*Problem requirements*
Take the material and output all of it exactly.

*Source data*
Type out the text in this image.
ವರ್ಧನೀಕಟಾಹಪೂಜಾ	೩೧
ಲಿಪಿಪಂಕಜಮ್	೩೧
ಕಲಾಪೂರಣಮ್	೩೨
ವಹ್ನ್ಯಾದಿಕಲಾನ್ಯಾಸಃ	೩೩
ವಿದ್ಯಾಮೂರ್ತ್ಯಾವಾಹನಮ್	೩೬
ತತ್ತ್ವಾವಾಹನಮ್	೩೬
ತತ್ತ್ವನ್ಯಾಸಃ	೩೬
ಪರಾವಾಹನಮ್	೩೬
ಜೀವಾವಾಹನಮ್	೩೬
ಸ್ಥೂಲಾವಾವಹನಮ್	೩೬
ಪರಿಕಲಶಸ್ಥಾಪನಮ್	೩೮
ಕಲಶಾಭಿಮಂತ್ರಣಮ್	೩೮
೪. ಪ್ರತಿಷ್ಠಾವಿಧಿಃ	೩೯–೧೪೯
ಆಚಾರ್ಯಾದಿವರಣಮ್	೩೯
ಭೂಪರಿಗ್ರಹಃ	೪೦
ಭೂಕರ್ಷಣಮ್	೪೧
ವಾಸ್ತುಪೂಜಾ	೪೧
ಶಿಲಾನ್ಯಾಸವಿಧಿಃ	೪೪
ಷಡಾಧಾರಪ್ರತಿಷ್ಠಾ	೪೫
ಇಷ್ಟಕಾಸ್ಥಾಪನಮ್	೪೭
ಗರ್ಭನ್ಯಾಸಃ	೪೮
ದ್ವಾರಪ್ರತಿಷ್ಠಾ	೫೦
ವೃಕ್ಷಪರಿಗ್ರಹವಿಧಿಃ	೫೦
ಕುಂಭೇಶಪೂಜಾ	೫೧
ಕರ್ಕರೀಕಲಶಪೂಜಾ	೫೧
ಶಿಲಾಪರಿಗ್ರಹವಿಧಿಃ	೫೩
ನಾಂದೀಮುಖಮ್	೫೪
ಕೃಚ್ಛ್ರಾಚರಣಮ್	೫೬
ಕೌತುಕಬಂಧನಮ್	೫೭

*Solution to this task*
Type out the text in this image.
ವರ್ಧನೀಕಟಾಹಪೂಜಾ	೩೧
ಲಿಪಿಪಂಕಜಮ್	೩೧
ಕಲಾಪೂರಣಮ್	೩೨
ವಹ್ನ್ಯಾದಿಕಲಾನ್ಯಾಸಃ	೩೩
ವಿದ್ಯಾಮೂರ್ತ್ಯಾವಾಹನಮ್	೩೬
ತತ್ತ್ವಾವಾಹನಮ್	೩೬
ತತ್ತ್ವನ್ಯಾಸಃ	೩೬
ಪರಾವಾಹನಮ್	೩೬
ಜೀವಾವಾಹನಮ್	೩೬
ಸ್ಥೂಲಾವಾವಹನಮ್	೩೬
ಪರಿಕಲಶಸ್ಥಾಪನಮ್	೩೮
ಕಲಶಾಭಿಮಂತ್ರಣಮ್	೩೮
೪. ಪ್ರತಿಷ್ಠಾವಿಧಿಃ	೩೯–೧೪೯
ಆಚಾರ್ಯಾದಿವರಣಮ್	೩೯
ಭೂಪರಿಗ್ರಹಃ	೪೦
ಭೂಕರ್ಷಣಮ್	೪೧
ವಾಸ್ತುಪೂಜಾ	೪೧
ಶಿಲಾನ್ಯಾಸವಿಧಿಃ	೪೪
ಷಡಾಧಾರಪ್ರತಿಷ್ಠಾ	೪೫
ಇಷ್ಟಕಾಸ್ಥಾಪನಮ್	೪೭
ಗರ್ಭನ್ಯಾಸಃ	೪೮
ದ್ವಾರಪ್ರತಿಷ್ಠಾ	೫೦
ವೃಕ್ಷಪರಿಗ್ರಹವಿಧಿಃ	೫೦
ಕುಂಭೇಶಪೂಜಾ	೫೧
ಕರ್ಕರೀಕಲಶಪೂಜಾ	೫೧
ಶಿಲಾಪರಿಗ್ರಹವಿಧಿಃ	೫೩
ನಾಂದೀಮುಖಮ್	೫೪
ಕೃಚ್ಛ್ರಾಚರಣಮ್	೫೬
ಕೌತುಕಬಂಧನಮ್	೫೭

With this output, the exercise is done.